▶ **The problem**: Reproduce every line of the listing below without changing anything.

* BEGIN Records supplied *

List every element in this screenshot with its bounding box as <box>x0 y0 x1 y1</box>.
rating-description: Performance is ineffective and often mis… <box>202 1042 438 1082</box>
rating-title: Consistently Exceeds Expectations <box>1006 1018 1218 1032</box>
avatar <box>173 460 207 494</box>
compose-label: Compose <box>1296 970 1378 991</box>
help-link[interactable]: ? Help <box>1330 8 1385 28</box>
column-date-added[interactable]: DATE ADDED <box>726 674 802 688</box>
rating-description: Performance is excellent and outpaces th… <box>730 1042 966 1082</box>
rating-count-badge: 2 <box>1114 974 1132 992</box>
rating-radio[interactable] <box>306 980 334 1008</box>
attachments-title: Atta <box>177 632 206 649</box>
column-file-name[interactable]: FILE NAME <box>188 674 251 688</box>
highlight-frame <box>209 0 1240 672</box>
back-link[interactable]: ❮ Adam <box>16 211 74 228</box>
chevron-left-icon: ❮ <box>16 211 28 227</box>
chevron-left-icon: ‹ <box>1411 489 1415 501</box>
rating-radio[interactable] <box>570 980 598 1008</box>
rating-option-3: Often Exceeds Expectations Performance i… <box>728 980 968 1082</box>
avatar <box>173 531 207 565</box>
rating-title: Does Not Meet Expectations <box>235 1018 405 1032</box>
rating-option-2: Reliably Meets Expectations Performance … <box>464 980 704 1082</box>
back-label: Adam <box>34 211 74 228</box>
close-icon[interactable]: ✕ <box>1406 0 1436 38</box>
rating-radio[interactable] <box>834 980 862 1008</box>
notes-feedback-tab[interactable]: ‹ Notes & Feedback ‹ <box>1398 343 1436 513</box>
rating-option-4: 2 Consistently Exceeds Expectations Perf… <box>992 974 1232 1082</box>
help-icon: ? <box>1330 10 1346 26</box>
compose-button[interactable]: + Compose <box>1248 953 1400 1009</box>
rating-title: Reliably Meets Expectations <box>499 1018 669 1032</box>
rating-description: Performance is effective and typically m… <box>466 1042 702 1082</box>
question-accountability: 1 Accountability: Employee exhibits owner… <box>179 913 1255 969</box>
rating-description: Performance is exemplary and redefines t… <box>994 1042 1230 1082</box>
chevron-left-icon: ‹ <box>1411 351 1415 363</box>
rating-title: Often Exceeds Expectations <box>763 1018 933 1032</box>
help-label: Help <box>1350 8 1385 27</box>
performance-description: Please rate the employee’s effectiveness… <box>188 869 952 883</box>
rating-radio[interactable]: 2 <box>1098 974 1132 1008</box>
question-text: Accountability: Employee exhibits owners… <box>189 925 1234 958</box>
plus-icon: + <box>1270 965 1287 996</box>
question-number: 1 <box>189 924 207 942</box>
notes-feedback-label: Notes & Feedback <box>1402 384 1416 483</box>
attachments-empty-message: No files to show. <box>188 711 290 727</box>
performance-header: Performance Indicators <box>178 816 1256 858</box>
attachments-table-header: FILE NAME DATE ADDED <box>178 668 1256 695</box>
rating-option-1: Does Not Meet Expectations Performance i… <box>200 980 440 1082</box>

* END Records supplied *

▶ **Complete response**:
List every element in this screenshot with its bounding box as <box>x0 y0 x1 y1</box>.
rating-description: Performance is ineffective and often mis… <box>202 1042 438 1082</box>
rating-title: Consistently Exceeds Expectations <box>1006 1018 1218 1032</box>
avatar <box>173 460 207 494</box>
compose-label: Compose <box>1296 970 1378 991</box>
help-link[interactable]: ? Help <box>1330 8 1385 28</box>
column-date-added[interactable]: DATE ADDED <box>726 674 802 688</box>
rating-description: Performance is excellent and outpaces th… <box>730 1042 966 1082</box>
rating-count-badge: 2 <box>1114 974 1132 992</box>
rating-radio[interactable] <box>306 980 334 1008</box>
attachments-title: Atta <box>177 632 206 649</box>
column-file-name[interactable]: FILE NAME <box>188 674 251 688</box>
highlight-frame <box>209 0 1240 672</box>
back-link[interactable]: ❮ Adam <box>16 211 74 228</box>
chevron-left-icon: ❮ <box>16 211 28 227</box>
chevron-left-icon: ‹ <box>1411 489 1415 501</box>
rating-radio[interactable] <box>570 980 598 1008</box>
rating-option-3: Often Exceeds Expectations Performance i… <box>728 980 968 1082</box>
avatar <box>173 531 207 565</box>
rating-title: Does Not Meet Expectations <box>235 1018 405 1032</box>
rating-option-2: Reliably Meets Expectations Performance … <box>464 980 704 1082</box>
back-label: Adam <box>34 211 74 228</box>
close-icon[interactable]: ✕ <box>1406 0 1436 38</box>
rating-radio[interactable] <box>834 980 862 1008</box>
notes-feedback-tab[interactable]: ‹ Notes & Feedback ‹ <box>1398 343 1436 513</box>
rating-option-4: 2 Consistently Exceeds Expectations Perf… <box>992 974 1232 1082</box>
help-icon: ? <box>1330 10 1346 26</box>
compose-button[interactable]: + Compose <box>1248 953 1400 1009</box>
rating-title: Reliably Meets Expectations <box>499 1018 669 1032</box>
rating-description: Performance is effective and typically m… <box>466 1042 702 1082</box>
question-accountability: 1 Accountability: Employee exhibits owner… <box>179 913 1255 969</box>
rating-description: Performance is exemplary and redefines t… <box>994 1042 1230 1082</box>
chevron-left-icon: ‹ <box>1411 351 1415 363</box>
rating-title: Often Exceeds Expectations <box>763 1018 933 1032</box>
help-label: Help <box>1350 8 1385 27</box>
performance-description: Please rate the employee’s effectiveness… <box>188 869 952 883</box>
rating-radio[interactable]: 2 <box>1098 974 1132 1008</box>
question-text: Accountability: Employee exhibits owners… <box>189 925 1234 958</box>
plus-icon: + <box>1270 965 1287 996</box>
question-number: 1 <box>189 924 207 942</box>
notes-feedback-label: Notes & Feedback <box>1402 384 1416 483</box>
attachments-empty-message: No files to show. <box>188 711 290 727</box>
performance-header: Performance Indicators <box>178 816 1256 858</box>
attachments-table-header: FILE NAME DATE ADDED <box>178 668 1256 695</box>
rating-option-1: Does Not Meet Expectations Performance i… <box>200 980 440 1082</box>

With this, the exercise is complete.